### Task inputs ###
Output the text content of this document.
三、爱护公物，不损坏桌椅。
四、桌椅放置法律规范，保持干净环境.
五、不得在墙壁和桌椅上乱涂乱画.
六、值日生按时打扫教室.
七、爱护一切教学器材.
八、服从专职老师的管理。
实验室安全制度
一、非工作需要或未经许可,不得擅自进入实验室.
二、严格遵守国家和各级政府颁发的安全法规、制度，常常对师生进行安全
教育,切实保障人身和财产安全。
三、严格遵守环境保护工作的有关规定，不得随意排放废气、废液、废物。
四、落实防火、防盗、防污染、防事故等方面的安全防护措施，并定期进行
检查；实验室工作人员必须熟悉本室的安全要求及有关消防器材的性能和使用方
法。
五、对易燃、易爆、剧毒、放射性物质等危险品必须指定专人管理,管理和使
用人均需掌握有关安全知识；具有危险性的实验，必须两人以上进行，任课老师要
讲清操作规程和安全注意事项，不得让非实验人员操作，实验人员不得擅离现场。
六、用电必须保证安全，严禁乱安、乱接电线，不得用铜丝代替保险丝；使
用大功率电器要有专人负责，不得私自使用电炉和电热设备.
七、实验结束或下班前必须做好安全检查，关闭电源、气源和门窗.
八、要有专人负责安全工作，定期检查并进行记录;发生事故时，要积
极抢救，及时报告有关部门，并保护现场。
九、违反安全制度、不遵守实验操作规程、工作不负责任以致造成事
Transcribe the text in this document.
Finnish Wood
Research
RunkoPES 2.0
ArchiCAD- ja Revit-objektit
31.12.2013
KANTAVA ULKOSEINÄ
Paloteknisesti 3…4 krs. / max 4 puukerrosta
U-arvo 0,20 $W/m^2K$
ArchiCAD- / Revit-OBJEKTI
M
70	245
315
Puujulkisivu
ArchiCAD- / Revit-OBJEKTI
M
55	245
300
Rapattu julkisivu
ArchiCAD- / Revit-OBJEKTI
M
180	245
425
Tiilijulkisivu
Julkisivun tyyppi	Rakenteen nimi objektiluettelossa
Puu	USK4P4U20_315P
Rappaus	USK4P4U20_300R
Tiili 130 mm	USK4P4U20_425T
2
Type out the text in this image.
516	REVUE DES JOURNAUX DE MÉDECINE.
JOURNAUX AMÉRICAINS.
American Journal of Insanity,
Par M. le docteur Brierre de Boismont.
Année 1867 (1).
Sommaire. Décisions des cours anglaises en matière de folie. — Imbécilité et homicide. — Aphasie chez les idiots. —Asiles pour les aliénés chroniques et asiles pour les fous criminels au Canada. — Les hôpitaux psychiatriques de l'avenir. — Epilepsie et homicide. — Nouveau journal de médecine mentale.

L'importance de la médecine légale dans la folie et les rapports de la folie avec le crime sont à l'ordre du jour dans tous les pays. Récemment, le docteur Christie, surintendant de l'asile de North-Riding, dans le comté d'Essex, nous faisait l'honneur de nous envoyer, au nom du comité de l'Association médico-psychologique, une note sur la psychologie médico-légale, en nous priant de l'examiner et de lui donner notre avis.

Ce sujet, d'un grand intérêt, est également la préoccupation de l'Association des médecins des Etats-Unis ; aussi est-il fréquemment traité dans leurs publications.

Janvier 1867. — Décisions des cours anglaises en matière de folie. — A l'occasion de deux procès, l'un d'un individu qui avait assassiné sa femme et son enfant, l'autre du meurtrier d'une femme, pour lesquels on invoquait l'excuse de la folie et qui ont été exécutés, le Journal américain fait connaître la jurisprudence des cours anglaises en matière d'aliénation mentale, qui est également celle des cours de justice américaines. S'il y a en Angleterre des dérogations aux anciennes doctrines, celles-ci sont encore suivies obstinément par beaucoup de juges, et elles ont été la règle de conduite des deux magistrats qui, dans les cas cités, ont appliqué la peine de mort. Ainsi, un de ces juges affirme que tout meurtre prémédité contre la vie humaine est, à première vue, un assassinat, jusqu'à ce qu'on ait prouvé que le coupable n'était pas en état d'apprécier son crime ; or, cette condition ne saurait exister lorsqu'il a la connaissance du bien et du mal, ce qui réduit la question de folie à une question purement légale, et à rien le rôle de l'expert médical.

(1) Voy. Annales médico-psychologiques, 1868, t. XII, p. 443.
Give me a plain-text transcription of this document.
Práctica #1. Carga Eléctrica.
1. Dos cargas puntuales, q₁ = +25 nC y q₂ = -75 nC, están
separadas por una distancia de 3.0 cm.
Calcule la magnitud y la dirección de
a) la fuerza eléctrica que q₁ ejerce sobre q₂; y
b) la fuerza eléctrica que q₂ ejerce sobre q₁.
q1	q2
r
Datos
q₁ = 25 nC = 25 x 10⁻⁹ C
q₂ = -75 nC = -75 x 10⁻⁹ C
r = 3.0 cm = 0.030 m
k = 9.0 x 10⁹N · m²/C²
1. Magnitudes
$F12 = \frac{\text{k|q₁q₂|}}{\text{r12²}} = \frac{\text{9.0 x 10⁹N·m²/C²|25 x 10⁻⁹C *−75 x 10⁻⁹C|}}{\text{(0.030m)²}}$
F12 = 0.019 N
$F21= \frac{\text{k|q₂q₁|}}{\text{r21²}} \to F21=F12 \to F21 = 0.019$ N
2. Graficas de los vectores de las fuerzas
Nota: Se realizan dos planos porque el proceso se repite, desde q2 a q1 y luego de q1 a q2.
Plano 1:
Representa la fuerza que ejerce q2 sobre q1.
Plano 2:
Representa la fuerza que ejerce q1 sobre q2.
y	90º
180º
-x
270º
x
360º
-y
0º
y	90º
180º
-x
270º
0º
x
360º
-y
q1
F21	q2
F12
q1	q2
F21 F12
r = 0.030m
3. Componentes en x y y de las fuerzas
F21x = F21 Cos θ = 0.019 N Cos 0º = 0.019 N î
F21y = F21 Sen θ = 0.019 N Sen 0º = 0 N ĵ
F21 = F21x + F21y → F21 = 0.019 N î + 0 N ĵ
###
* Problem statement:
Filter the listing for the word "frac" and copy every line that holds it.

* Solution to the exercise:
$F12 = \frac{\text{k|q₁q₂|}}{\text{r12²}} = \frac{\text{9.0 x 10⁹N·m²/C²|25 x 10⁻⁹C *−75 x 10⁻⁹C|}}{\text{(0.030m)²}}$
$F21= \frac{\text{k|q₂q₁|}}{\text{r21²}} \to F21=F12 \to F21 = 0.019$ N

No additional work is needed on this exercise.